Stated goal ▸
Find the lines with "JSON" in them and copy them out.
* start Data extract *
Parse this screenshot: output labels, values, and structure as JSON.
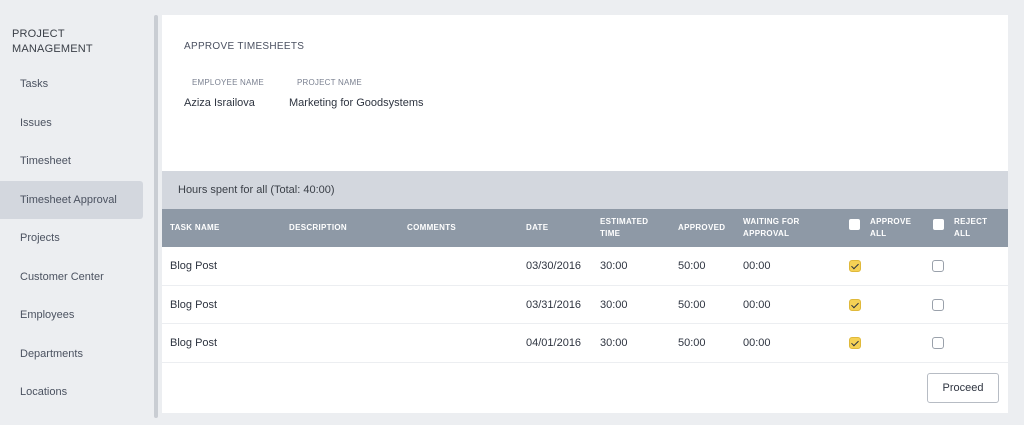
{
  "sidebar": {
    "title": "PROJECT MANAGEMENT",
    "items": [
      {
        "label": "Tasks"
      },
      {
        "label": "Issues"
      },
      {
        "label": "Timesheet"
      },
      {
        "label": "Timesheet Approval",
        "active": true
      },
      {
        "label": "Projects"
      },
      {
        "label": "Customer Center"
      },
      {
        "label": "Employees"
      },
      {
        "label": "Departments"
      },
      {
        "label": "Locations"
      }
    ]
  },
  "main": {
    "title": "APPROVE TIMESHEETS",
    "employee_label": "EMPLOYEE NAME",
    "employee_value": "Aziza Israilova",
    "project_label": "PROJECT NAME",
    "project_value": "Marketing for Goodsystems",
    "summary": "Hours spent for all (Total: 40:00)"
  },
  "table": {
    "headers": {
      "task": "TASK NAME",
      "description": "DESCRIPTION",
      "comments": "COMMENTS",
      "date": "DATE",
      "estimated": "ESTIMATED TIME",
      "approved": "APPROVED",
      "waiting": "WAITING FOR APPROVAL",
      "approve_all": "APPROVE ALL",
      "reject_all": "REJECT ALL"
    },
    "rows": [
      {
        "task": "Blog Post",
        "description": "",
        "comments": "",
        "date": "03/30/2016",
        "estimated": "30:00",
        "approved": "50:00",
        "waiting": "00:00",
        "approve": true,
        "reject": false
      },
      {
        "task": "Blog Post",
        "description": "",
        "comments": "",
        "date": "03/31/2016",
        "estimated": "30:00",
        "approved": "50:00",
        "waiting": "00:00",
        "approve": true,
        "reject": false
      },
      {
        "task": "Blog Post",
        "description": "",
        "comments": "",
        "date": "04/01/2016",
        "estimated": "30:00",
        "approved": "50:00",
        "waiting": "00:00",
        "approve": true,
        "reject": false
      }
    ]
  },
  "actions": {
    "proceed_label": "Proceed"
  },
  "colors": {
    "accent_checkbox": "#f5d155",
    "table_header": "#8e99a6",
    "summary_bar": "#d3d7de",
    "active_nav": "#d3d7de"
  }
}
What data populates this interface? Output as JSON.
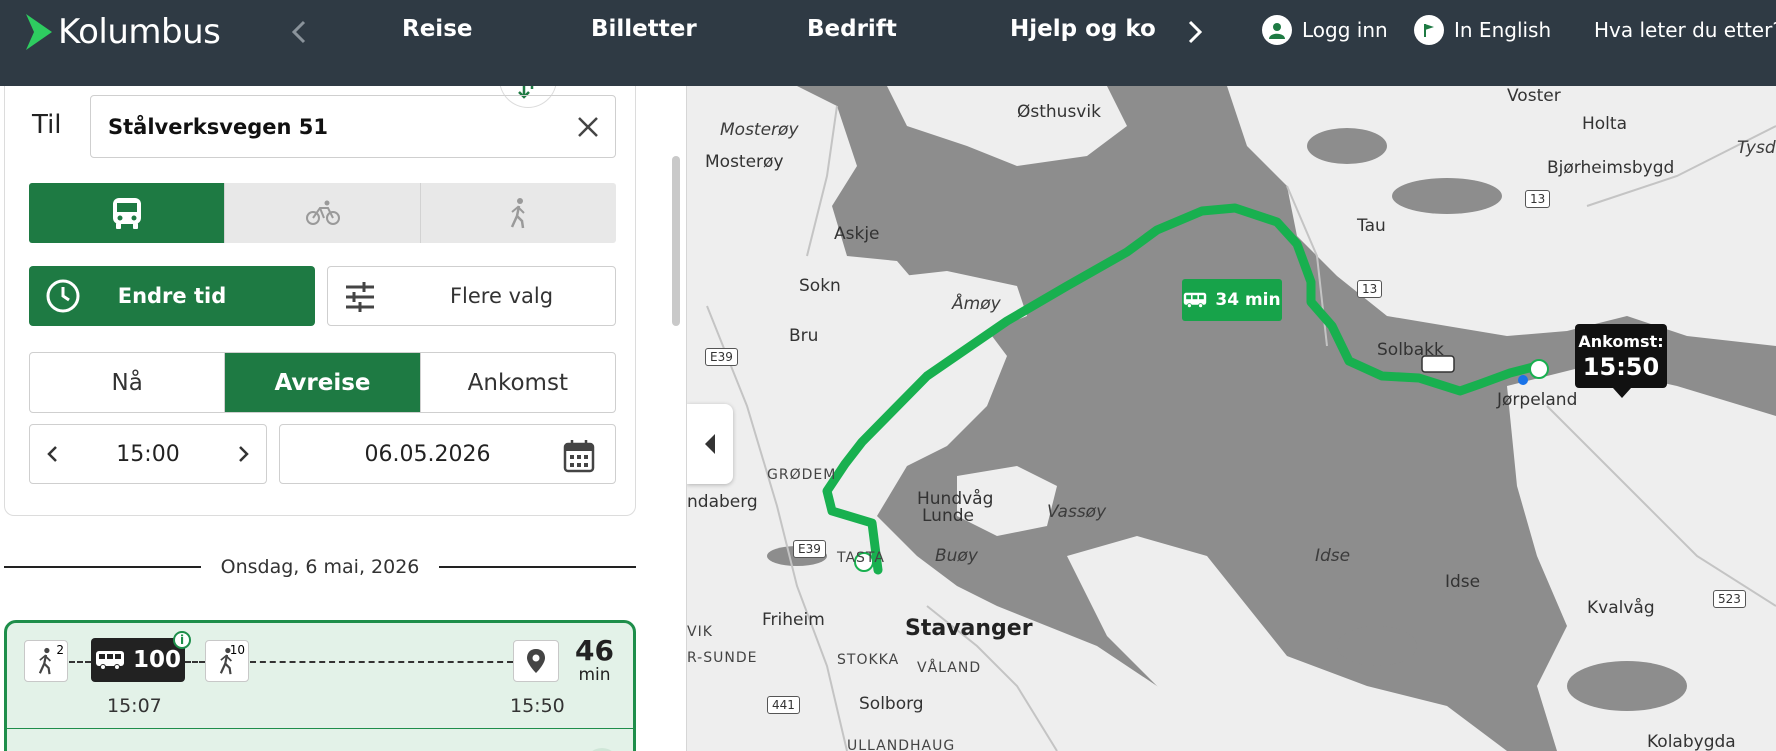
* end Data extract *
Task result ▸
Parse this screenshot: output labels, values, and structure as JSON.
What data populates this interface? Output as JSON.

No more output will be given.